Exercise objective
Gather all lines with the word "time" in them.

The records
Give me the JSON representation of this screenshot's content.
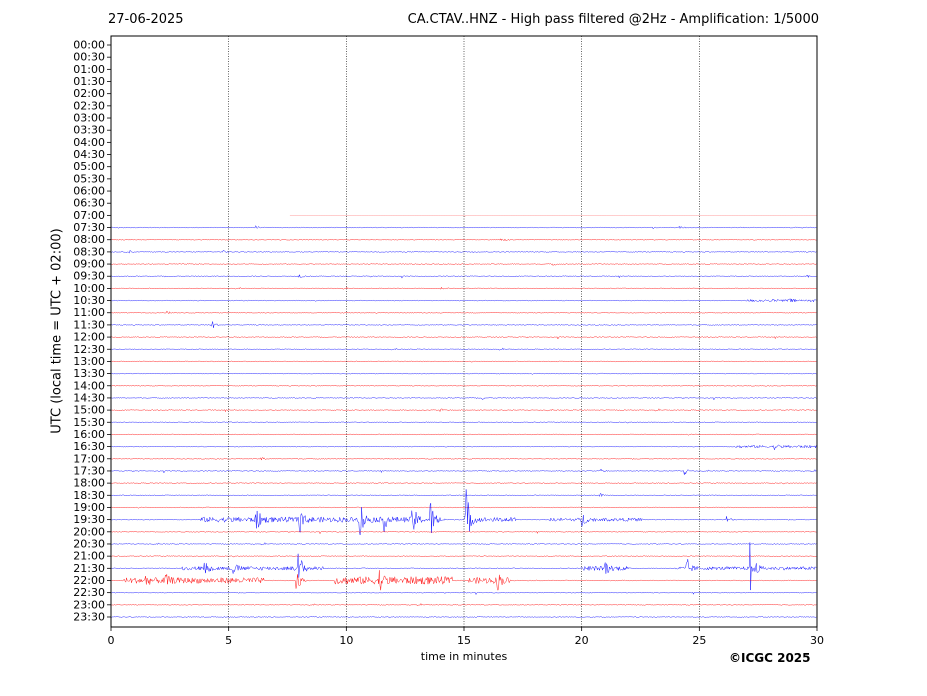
{
  "date": "27-06-2025",
  "title": "CA.CTAV..HNZ - High pass filtered @2Hz - Amplification: 1/5000",
  "copyright": "©ICGC 2025",
  "chart_data": {
    "type": "line",
    "kind": "helicorder",
    "xlabel": "time in minutes",
    "ylabel": "UTC (local time = UTC + 02:00)",
    "xlim": [
      0,
      30
    ],
    "x_ticks": [
      0,
      5,
      10,
      15,
      20,
      25,
      30
    ],
    "vertical_gridlines_minutes": [
      5,
      10,
      15,
      20,
      25
    ],
    "row_labels": [
      "00:00",
      "00:30",
      "01:00",
      "01:30",
      "02:00",
      "02:30",
      "03:00",
      "03:30",
      "04:00",
      "04:30",
      "05:00",
      "05:30",
      "06:00",
      "06:30",
      "07:00",
      "07:30",
      "08:00",
      "08:30",
      "09:00",
      "09:30",
      "10:00",
      "10:30",
      "11:00",
      "11:30",
      "12:00",
      "12:30",
      "13:00",
      "13:30",
      "14:00",
      "14:30",
      "15:00",
      "15:30",
      "16:00",
      "16:30",
      "17:00",
      "17:30",
      "18:00",
      "18:30",
      "19:00",
      "19:30",
      "20:00",
      "20:30",
      "21:00",
      "21:30",
      "22:00",
      "22:30",
      "23:00",
      "23:30"
    ],
    "trace_colors": [
      "#ff0000",
      "#0000ff"
    ],
    "first_trace_row": "07:00",
    "first_trace_start_minute": 7.6,
    "events": [
      {
        "row": "07:30",
        "minute": 6.2,
        "amplitude": 0.12
      },
      {
        "row": "07:30",
        "minute": 24.2,
        "amplitude": 0.1
      },
      {
        "row": "08:00",
        "minute": 16.6,
        "amplitude": 0.15
      },
      {
        "row": "08:30",
        "minute": 0.8,
        "amplitude": 0.12
      },
      {
        "row": "08:30",
        "minute": 4.8,
        "amplitude": 0.1
      },
      {
        "row": "09:00",
        "minute": 18.8,
        "amplitude": 0.12
      },
      {
        "row": "09:30",
        "minute": 8.0,
        "amplitude": 0.18
      },
      {
        "row": "09:30",
        "minute": 29.6,
        "amplitude": 0.1
      },
      {
        "row": "10:00",
        "minute": 14.0,
        "amplitude": 0.15
      },
      {
        "row": "10:30",
        "minute": 28.8,
        "amplitude": 0.12
      },
      {
        "row": "11:00",
        "minute": 2.4,
        "amplitude": 0.1
      },
      {
        "row": "11:30",
        "minute": 4.3,
        "amplitude": 0.4
      },
      {
        "row": "14:30",
        "minute": 15.8,
        "amplitude": 0.12
      },
      {
        "row": "15:00",
        "minute": 14.0,
        "amplitude": 0.12
      },
      {
        "row": "16:30",
        "minute": 28.2,
        "amplitude": 0.15
      },
      {
        "row": "17:00",
        "minute": 6.4,
        "amplitude": 0.15
      },
      {
        "row": "17:30",
        "minute": 24.4,
        "amplitude": 0.35
      },
      {
        "row": "17:30",
        "minute": 20.8,
        "amplitude": 0.15
      },
      {
        "row": "18:30",
        "minute": 20.8,
        "amplitude": 0.15
      },
      {
        "row": "19:30",
        "minute": 15.1,
        "amplitude": 2.6
      },
      {
        "row": "19:30",
        "minute": 10.6,
        "amplitude": 1.6
      },
      {
        "row": "19:30",
        "minute": 12.8,
        "amplitude": 1.6
      },
      {
        "row": "19:30",
        "minute": 13.6,
        "amplitude": 1.4
      },
      {
        "row": "19:30",
        "minute": 8.0,
        "amplitude": 1.2
      },
      {
        "row": "19:30",
        "minute": 6.2,
        "amplitude": 0.9
      },
      {
        "row": "19:30",
        "minute": 11.6,
        "amplitude": 0.9
      },
      {
        "row": "19:30",
        "minute": 20.0,
        "amplitude": 0.7
      },
      {
        "row": "19:30",
        "minute": 26.2,
        "amplitude": 0.3
      },
      {
        "row": "21:30",
        "minute": 8.0,
        "amplitude": 1.3
      },
      {
        "row": "21:30",
        "minute": 27.2,
        "amplitude": 2.3
      },
      {
        "row": "21:30",
        "minute": 24.5,
        "amplitude": 0.7
      },
      {
        "row": "21:30",
        "minute": 21.0,
        "amplitude": 0.6
      },
      {
        "row": "21:30",
        "minute": 4.0,
        "amplitude": 0.5
      },
      {
        "row": "21:30",
        "minute": 5.2,
        "amplitude": 0.5
      },
      {
        "row": "22:00",
        "minute": 7.9,
        "amplitude": 1.1
      },
      {
        "row": "22:00",
        "minute": 11.4,
        "amplitude": 0.8
      },
      {
        "row": "22:00",
        "minute": 16.4,
        "amplitude": 0.8
      },
      {
        "row": "22:00",
        "minute": 2.3,
        "amplitude": 0.5
      },
      {
        "row": "22:00",
        "minute": 1.5,
        "amplitude": 0.4
      }
    ],
    "noise_bursts": [
      {
        "row": "19:30",
        "from": 3.8,
        "to": 14.2,
        "amplitude": 0.18
      },
      {
        "row": "19:30",
        "from": 15.0,
        "to": 17.2,
        "amplitude": 0.15
      },
      {
        "row": "19:30",
        "from": 18.6,
        "to": 22.6,
        "amplitude": 0.1
      },
      {
        "row": "21:30",
        "from": 3.0,
        "to": 9.0,
        "amplitude": 0.12
      },
      {
        "row": "21:30",
        "from": 20.0,
        "to": 22.0,
        "amplitude": 0.15
      },
      {
        "row": "21:30",
        "from": 24.0,
        "to": 30.0,
        "amplitude": 0.1
      },
      {
        "row": "22:00",
        "from": 0.5,
        "to": 6.5,
        "amplitude": 0.2
      },
      {
        "row": "22:00",
        "from": 9.5,
        "to": 14.5,
        "amplitude": 0.28
      },
      {
        "row": "22:00",
        "from": 15.2,
        "to": 17.0,
        "amplitude": 0.22
      },
      {
        "row": "16:30",
        "from": 26.5,
        "to": 30.0,
        "amplitude": 0.08
      },
      {
        "row": "10:30",
        "from": 27.0,
        "to": 30.0,
        "amplitude": 0.07
      }
    ]
  }
}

Exercise result
    "xlabel": "time in minutes",
    "ylabel": "UTC (local time = UTC + 02:00)",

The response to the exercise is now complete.